-- Start --
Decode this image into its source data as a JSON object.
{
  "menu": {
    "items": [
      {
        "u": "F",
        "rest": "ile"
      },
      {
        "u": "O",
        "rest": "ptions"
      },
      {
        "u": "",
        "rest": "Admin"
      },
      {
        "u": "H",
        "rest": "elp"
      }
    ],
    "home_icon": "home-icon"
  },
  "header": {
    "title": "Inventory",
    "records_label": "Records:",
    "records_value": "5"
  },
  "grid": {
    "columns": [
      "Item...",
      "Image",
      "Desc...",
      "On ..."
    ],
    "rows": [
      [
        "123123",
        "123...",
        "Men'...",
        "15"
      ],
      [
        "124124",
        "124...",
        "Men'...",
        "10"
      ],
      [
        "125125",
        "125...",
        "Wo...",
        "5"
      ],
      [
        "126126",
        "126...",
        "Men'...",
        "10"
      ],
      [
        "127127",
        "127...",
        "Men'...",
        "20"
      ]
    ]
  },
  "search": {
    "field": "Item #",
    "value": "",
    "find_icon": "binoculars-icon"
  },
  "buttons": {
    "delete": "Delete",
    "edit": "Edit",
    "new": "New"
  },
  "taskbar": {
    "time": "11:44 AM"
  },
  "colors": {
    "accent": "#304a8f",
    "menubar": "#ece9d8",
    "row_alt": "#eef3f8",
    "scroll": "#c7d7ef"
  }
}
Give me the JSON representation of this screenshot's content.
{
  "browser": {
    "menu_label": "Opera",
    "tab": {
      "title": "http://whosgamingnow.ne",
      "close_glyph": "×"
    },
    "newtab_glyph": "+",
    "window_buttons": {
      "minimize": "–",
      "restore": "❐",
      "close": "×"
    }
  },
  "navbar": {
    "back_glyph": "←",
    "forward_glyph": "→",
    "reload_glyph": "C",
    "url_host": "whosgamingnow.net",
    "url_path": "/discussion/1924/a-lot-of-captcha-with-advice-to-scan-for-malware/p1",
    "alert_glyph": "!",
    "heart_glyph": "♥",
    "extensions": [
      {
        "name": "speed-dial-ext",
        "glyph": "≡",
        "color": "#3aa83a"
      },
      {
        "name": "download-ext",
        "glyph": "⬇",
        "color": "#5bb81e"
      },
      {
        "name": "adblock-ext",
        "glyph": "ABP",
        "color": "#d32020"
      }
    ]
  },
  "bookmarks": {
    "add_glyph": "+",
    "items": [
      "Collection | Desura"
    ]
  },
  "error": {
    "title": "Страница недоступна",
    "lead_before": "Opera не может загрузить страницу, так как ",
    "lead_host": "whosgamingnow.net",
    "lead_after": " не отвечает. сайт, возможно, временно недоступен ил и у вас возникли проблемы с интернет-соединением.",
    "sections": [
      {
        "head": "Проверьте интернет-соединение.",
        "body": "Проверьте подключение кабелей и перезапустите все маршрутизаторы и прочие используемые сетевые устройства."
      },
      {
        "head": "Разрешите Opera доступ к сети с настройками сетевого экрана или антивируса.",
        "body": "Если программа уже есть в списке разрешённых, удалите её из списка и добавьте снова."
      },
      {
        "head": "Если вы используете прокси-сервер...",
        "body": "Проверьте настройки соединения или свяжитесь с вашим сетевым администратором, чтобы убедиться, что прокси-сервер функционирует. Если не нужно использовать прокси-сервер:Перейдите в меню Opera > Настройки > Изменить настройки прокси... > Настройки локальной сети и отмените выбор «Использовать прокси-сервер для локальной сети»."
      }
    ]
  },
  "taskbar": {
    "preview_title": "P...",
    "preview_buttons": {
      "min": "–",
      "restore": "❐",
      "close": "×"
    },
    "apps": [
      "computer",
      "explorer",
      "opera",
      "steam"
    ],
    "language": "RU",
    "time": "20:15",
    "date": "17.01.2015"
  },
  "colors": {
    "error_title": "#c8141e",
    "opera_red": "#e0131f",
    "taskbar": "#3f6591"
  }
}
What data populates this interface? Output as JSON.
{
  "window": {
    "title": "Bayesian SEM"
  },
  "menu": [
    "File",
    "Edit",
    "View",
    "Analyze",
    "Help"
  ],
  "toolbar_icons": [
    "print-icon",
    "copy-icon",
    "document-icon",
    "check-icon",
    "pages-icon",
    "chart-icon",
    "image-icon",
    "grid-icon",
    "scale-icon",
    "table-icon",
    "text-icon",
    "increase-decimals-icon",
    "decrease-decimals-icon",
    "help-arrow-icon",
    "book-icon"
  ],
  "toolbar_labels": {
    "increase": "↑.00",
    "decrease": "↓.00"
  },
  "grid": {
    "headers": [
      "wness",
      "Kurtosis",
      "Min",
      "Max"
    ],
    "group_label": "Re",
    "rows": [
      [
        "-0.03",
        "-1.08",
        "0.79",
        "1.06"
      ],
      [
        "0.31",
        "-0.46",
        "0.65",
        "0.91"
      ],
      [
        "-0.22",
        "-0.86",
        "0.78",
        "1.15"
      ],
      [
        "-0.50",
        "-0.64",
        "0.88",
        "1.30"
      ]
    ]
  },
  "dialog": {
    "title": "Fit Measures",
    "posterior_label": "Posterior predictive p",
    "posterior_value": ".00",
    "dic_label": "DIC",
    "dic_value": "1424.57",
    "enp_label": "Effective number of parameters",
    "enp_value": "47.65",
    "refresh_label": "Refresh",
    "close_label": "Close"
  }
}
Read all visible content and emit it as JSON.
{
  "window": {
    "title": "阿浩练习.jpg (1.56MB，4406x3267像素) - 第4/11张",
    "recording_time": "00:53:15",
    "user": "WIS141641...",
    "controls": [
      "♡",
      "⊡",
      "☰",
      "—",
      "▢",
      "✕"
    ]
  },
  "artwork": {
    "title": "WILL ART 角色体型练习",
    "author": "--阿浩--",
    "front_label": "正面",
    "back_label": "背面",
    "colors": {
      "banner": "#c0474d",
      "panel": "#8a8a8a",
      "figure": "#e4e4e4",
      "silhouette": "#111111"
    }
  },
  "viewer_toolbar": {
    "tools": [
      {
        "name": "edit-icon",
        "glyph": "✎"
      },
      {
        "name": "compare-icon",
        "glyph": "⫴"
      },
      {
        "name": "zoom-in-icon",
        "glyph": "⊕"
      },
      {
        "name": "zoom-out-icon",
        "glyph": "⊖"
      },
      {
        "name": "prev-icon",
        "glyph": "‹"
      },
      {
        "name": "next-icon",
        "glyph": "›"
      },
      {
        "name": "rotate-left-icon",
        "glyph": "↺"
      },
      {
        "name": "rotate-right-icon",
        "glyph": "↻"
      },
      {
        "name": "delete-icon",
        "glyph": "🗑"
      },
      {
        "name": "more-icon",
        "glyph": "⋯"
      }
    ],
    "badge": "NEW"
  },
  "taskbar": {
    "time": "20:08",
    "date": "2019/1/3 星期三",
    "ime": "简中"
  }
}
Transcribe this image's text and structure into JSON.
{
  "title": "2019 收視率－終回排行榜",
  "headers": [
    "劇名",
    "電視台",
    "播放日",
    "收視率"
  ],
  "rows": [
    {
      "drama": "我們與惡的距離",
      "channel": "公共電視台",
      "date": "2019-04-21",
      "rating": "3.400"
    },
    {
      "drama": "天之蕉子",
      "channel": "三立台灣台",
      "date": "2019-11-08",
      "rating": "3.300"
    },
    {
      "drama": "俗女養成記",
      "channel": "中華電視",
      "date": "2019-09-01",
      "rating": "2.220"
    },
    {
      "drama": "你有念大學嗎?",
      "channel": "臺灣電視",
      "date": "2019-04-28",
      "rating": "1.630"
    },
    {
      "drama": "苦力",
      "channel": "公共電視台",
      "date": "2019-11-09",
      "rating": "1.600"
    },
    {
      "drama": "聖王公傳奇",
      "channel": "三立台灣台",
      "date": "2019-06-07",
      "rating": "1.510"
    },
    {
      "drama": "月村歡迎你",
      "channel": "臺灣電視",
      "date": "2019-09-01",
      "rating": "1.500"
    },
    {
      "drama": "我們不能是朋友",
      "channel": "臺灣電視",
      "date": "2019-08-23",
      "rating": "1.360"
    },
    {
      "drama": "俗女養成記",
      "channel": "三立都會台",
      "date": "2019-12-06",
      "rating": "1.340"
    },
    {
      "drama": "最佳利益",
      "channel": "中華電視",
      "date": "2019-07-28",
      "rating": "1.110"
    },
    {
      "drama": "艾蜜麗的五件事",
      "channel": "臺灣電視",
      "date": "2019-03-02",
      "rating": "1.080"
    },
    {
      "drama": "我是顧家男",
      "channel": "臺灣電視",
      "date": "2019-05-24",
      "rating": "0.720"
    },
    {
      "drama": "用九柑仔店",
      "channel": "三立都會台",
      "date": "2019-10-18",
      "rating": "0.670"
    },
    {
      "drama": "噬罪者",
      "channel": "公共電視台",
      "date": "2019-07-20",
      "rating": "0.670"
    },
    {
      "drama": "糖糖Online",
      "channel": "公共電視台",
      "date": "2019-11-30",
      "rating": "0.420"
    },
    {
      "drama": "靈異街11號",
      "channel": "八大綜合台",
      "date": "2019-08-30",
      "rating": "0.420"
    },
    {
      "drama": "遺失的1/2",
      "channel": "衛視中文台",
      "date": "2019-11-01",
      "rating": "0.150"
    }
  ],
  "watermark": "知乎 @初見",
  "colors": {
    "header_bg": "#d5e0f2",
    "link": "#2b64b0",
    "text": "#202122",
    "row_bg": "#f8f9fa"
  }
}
-- End --
[Exercise goal]
Copy all lines from the material that include "decrease".

[Answer for this exercise]
    "decrease-decimals-icon",
    "decrease": "↓.00"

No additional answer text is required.